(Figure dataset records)
* * * * * * * * *

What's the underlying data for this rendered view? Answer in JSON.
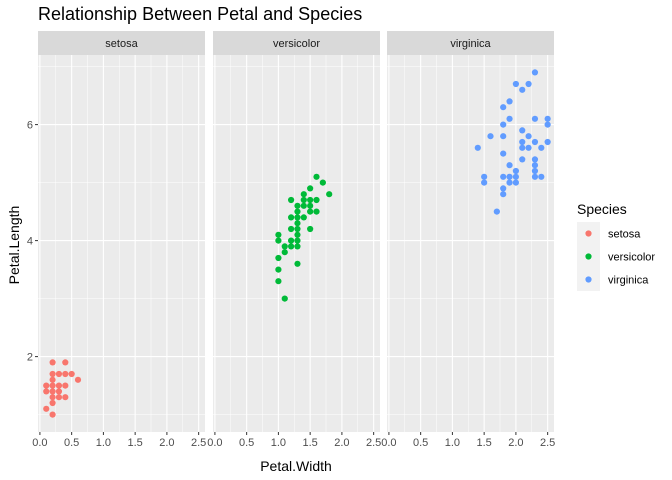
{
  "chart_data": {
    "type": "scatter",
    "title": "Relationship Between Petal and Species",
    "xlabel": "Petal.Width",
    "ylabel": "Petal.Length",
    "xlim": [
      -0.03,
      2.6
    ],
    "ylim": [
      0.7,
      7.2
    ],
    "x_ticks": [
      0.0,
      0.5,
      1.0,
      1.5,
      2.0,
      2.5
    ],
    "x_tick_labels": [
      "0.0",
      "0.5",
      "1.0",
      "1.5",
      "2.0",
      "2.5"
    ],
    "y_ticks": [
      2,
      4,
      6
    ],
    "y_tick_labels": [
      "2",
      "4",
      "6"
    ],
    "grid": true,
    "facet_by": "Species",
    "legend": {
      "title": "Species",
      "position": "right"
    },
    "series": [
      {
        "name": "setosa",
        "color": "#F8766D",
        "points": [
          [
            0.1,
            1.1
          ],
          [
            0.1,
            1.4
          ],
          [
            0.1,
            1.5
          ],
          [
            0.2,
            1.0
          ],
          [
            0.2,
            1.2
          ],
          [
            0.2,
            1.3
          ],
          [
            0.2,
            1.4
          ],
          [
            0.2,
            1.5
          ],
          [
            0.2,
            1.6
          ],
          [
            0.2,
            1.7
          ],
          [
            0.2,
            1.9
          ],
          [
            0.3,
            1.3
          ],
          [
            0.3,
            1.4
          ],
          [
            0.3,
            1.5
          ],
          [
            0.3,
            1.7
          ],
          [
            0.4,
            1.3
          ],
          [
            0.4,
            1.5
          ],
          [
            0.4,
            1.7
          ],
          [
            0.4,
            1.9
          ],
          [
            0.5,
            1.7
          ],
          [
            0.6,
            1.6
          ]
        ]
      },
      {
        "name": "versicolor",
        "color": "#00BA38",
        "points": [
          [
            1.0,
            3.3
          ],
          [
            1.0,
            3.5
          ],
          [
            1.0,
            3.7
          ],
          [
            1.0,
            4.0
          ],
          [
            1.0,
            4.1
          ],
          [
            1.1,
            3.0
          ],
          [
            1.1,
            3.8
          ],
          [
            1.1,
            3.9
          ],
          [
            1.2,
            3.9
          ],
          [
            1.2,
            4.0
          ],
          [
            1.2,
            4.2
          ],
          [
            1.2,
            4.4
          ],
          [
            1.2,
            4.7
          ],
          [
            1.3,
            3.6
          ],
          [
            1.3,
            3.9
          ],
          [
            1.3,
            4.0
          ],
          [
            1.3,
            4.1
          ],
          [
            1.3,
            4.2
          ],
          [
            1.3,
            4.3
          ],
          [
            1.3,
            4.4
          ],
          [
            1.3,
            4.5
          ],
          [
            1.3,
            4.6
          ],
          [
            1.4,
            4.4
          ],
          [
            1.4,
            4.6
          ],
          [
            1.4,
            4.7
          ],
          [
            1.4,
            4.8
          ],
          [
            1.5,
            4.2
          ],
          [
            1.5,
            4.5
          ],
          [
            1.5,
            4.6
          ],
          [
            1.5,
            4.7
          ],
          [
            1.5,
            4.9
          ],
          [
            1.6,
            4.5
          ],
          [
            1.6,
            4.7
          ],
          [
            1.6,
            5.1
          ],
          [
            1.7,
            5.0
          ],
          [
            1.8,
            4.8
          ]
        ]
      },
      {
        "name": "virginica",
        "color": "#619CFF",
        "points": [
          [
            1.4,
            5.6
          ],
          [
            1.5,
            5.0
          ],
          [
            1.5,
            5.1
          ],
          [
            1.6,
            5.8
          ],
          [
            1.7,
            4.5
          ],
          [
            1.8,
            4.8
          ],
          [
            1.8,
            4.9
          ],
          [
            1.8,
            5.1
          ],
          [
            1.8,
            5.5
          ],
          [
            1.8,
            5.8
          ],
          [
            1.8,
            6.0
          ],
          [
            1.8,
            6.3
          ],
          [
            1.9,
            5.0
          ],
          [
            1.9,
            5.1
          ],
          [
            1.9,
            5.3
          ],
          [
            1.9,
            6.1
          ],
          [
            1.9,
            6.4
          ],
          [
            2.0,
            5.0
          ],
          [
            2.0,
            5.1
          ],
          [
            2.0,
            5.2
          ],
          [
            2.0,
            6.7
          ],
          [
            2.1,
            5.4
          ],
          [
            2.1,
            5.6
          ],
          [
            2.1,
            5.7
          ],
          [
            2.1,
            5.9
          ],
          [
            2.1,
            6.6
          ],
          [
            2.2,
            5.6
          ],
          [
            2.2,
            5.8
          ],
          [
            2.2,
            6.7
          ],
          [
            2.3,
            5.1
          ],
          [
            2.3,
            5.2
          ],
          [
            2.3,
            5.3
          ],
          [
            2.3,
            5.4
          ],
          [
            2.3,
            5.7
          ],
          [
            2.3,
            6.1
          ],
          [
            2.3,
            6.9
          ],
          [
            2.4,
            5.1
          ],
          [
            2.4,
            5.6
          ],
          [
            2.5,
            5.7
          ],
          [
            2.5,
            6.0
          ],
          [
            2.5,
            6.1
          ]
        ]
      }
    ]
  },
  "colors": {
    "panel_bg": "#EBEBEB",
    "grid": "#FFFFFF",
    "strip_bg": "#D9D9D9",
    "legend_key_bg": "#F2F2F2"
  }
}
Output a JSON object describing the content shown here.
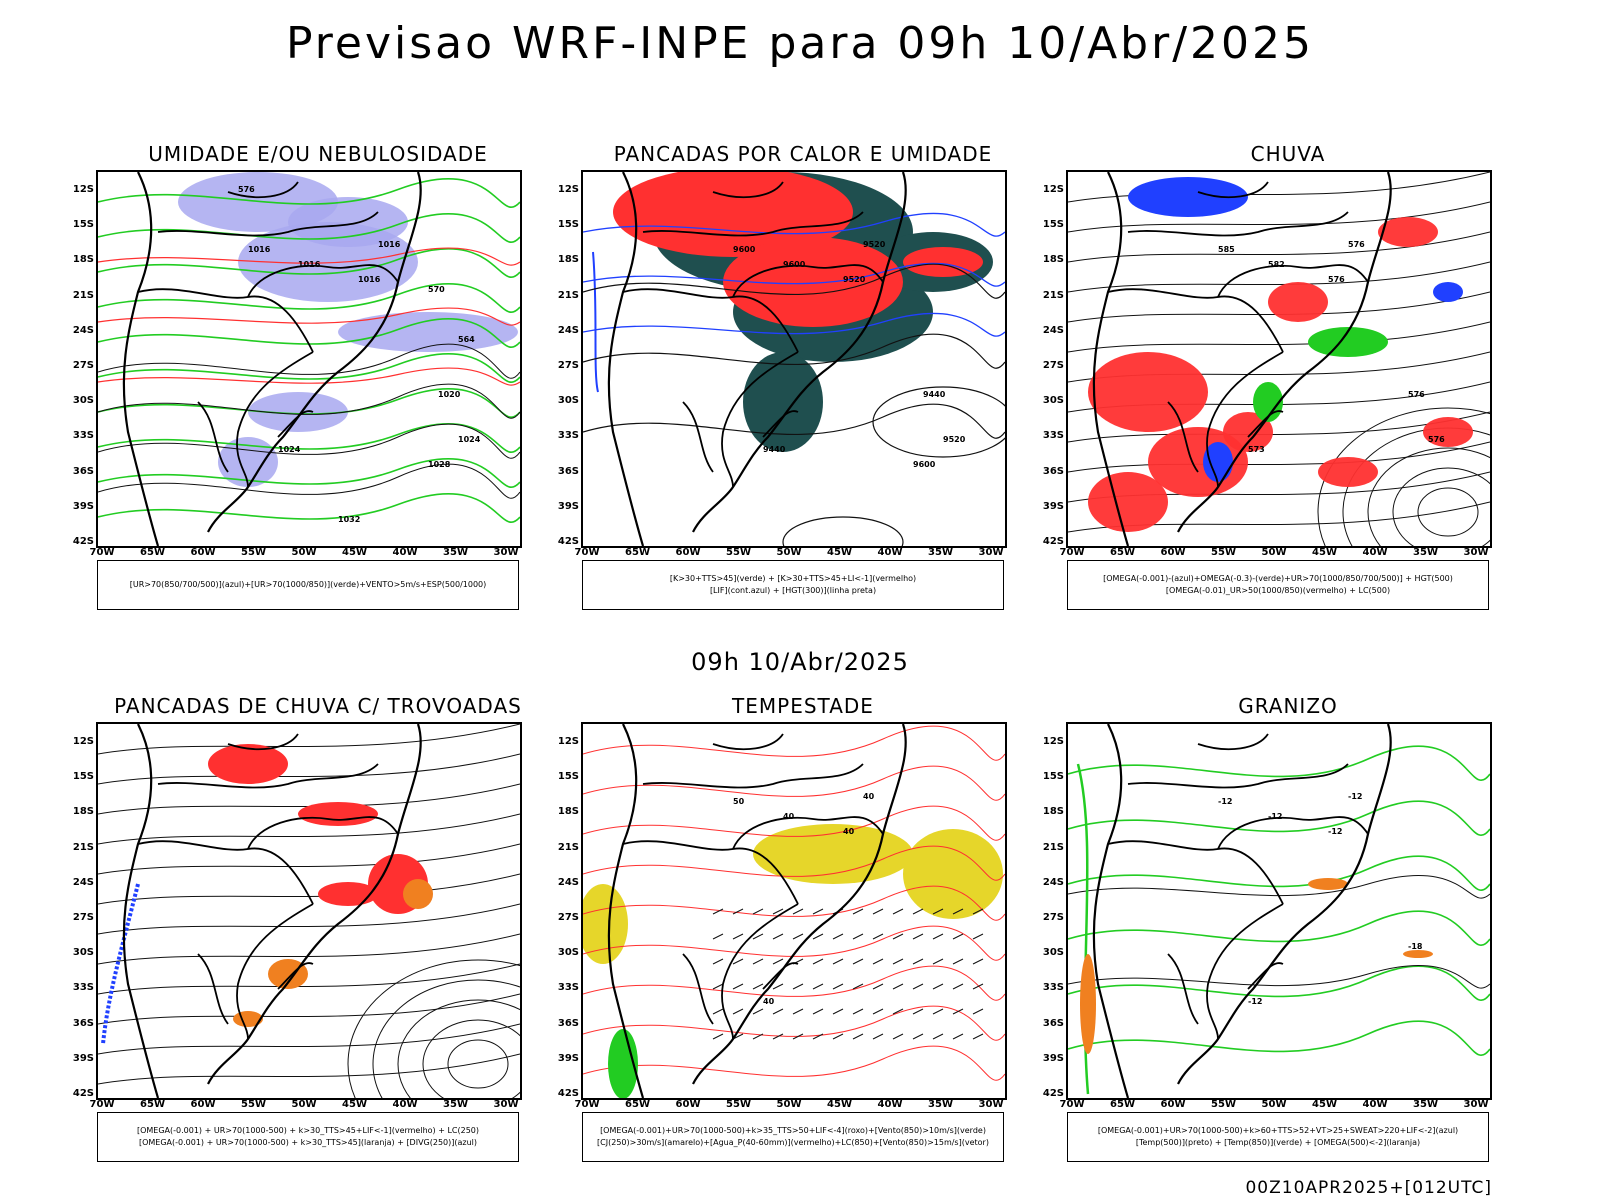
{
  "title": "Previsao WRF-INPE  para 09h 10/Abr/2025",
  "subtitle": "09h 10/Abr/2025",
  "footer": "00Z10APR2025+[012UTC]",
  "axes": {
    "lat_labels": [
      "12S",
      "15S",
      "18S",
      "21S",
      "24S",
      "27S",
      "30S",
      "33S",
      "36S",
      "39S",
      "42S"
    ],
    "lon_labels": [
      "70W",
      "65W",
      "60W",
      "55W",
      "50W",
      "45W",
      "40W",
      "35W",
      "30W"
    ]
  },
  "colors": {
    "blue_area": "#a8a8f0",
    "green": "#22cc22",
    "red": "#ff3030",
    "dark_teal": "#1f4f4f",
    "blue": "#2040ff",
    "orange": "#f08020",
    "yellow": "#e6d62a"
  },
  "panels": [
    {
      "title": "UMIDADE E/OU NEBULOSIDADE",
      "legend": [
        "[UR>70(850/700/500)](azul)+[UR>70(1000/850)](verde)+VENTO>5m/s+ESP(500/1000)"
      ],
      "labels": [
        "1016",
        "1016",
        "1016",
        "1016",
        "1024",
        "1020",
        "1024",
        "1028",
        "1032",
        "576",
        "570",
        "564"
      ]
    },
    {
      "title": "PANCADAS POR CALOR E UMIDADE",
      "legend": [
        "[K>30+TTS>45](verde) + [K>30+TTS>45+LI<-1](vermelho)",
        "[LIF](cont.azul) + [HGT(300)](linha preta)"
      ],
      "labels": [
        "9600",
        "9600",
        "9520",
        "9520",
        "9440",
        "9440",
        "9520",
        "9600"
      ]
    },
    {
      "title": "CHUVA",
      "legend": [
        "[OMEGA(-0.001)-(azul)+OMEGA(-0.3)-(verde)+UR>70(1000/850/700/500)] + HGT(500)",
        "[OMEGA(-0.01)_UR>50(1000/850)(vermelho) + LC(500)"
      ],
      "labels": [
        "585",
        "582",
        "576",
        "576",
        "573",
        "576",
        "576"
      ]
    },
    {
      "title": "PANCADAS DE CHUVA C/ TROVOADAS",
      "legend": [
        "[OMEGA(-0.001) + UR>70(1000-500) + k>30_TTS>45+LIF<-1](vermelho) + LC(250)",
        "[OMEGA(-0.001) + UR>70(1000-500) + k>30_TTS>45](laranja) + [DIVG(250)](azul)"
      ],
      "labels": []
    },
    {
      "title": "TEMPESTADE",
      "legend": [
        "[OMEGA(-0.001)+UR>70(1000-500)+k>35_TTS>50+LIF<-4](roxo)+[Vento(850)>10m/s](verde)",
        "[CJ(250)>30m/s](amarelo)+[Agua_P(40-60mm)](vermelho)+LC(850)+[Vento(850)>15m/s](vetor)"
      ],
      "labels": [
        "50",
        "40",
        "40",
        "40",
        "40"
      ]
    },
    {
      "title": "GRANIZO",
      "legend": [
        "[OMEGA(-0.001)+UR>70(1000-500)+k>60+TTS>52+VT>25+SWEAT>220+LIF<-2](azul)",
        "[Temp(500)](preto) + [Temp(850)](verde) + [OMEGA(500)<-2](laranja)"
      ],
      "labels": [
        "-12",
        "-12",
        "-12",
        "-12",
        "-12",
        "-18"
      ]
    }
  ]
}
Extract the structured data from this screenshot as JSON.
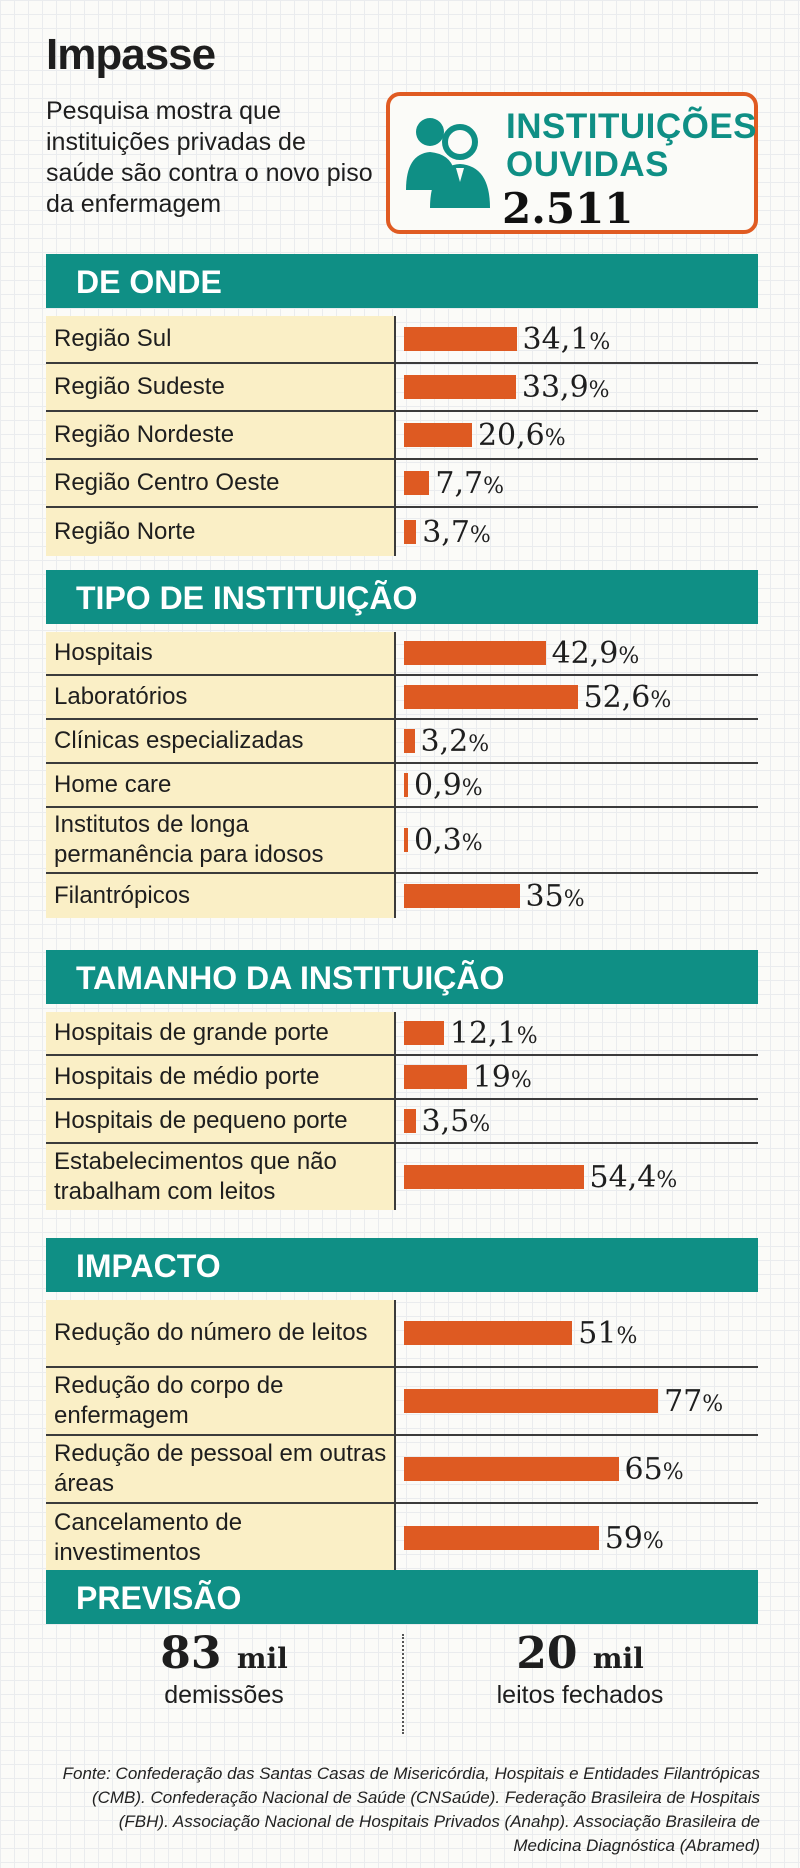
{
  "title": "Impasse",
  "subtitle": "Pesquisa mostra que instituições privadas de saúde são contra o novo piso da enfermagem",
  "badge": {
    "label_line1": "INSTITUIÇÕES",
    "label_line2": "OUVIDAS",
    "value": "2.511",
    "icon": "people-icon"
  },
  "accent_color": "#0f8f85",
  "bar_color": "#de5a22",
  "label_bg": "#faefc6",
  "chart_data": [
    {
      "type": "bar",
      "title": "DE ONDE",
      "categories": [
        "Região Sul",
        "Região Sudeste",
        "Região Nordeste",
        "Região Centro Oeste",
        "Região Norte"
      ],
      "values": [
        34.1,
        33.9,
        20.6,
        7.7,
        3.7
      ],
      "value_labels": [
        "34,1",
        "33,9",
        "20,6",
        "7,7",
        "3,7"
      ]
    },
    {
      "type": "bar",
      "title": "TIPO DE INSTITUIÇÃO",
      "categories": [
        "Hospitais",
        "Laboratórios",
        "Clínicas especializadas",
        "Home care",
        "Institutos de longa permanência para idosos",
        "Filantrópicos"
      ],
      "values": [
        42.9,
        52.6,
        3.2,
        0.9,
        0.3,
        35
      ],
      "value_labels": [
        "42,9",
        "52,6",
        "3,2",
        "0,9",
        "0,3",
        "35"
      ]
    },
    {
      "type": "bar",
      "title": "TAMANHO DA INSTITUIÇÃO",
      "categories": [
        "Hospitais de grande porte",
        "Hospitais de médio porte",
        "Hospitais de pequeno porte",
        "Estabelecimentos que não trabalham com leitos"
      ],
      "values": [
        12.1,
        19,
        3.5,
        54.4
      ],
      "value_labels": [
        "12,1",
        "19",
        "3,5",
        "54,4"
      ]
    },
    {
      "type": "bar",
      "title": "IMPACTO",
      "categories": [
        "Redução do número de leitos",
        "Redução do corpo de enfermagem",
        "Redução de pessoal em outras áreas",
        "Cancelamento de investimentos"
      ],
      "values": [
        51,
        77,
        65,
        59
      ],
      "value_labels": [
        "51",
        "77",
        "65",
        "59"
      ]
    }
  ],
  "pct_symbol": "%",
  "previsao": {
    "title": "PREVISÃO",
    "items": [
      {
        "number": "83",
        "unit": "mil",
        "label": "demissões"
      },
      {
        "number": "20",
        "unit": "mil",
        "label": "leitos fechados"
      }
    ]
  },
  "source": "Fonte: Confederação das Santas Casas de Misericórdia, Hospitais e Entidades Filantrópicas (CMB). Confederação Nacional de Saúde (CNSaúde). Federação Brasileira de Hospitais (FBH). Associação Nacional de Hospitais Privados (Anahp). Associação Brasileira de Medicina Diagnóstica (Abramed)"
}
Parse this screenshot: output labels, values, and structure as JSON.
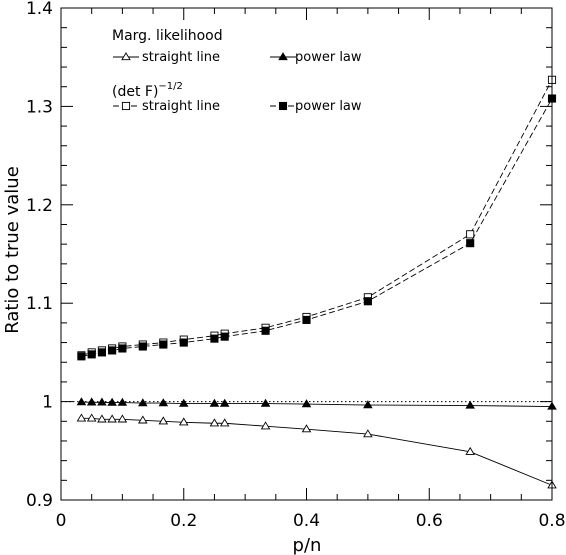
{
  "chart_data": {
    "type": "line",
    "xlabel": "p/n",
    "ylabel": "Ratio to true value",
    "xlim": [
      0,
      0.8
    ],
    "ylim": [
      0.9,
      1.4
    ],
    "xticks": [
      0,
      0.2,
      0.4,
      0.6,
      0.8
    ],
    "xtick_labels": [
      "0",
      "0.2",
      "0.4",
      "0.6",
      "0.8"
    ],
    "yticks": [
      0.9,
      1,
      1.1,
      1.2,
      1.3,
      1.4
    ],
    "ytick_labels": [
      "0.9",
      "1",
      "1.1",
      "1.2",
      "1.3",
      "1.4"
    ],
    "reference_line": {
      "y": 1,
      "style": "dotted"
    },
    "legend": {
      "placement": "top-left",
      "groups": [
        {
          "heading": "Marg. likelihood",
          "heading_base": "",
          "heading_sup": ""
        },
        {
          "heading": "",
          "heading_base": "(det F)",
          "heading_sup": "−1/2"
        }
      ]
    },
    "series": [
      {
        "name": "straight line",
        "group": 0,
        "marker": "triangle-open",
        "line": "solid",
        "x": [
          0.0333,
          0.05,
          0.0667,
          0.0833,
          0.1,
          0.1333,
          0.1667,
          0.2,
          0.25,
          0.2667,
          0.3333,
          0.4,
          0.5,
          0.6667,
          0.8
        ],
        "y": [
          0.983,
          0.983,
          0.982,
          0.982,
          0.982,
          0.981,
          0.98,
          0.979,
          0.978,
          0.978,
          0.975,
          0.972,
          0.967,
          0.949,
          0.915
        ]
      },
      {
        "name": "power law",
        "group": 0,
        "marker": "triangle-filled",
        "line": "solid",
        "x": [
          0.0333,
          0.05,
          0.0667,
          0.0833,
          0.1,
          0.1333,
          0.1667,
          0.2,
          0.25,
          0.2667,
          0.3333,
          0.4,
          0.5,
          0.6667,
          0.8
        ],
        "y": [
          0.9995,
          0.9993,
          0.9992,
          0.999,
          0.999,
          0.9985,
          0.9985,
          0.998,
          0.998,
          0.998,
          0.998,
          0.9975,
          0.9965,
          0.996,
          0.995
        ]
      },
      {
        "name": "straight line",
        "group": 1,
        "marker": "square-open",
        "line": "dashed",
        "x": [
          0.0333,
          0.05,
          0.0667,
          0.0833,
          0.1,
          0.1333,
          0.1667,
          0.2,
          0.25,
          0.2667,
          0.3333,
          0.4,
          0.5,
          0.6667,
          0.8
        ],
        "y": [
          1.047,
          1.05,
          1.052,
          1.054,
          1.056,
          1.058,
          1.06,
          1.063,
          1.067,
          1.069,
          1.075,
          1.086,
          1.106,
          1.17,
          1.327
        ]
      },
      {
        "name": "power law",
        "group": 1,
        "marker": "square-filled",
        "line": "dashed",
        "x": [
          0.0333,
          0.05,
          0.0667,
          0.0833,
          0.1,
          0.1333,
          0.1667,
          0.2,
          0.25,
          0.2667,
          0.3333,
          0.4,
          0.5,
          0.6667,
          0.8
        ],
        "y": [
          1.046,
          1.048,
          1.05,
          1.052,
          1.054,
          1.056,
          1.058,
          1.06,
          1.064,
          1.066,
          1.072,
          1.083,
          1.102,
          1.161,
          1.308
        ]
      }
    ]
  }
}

* * * * * * * * *

WORK TO COMPLETE
List the lines of the records where "triangle" occurs.

OUTPUT FOR THIS TASK
        "marker": "triangle-open",
        "marker": "triangle-filled",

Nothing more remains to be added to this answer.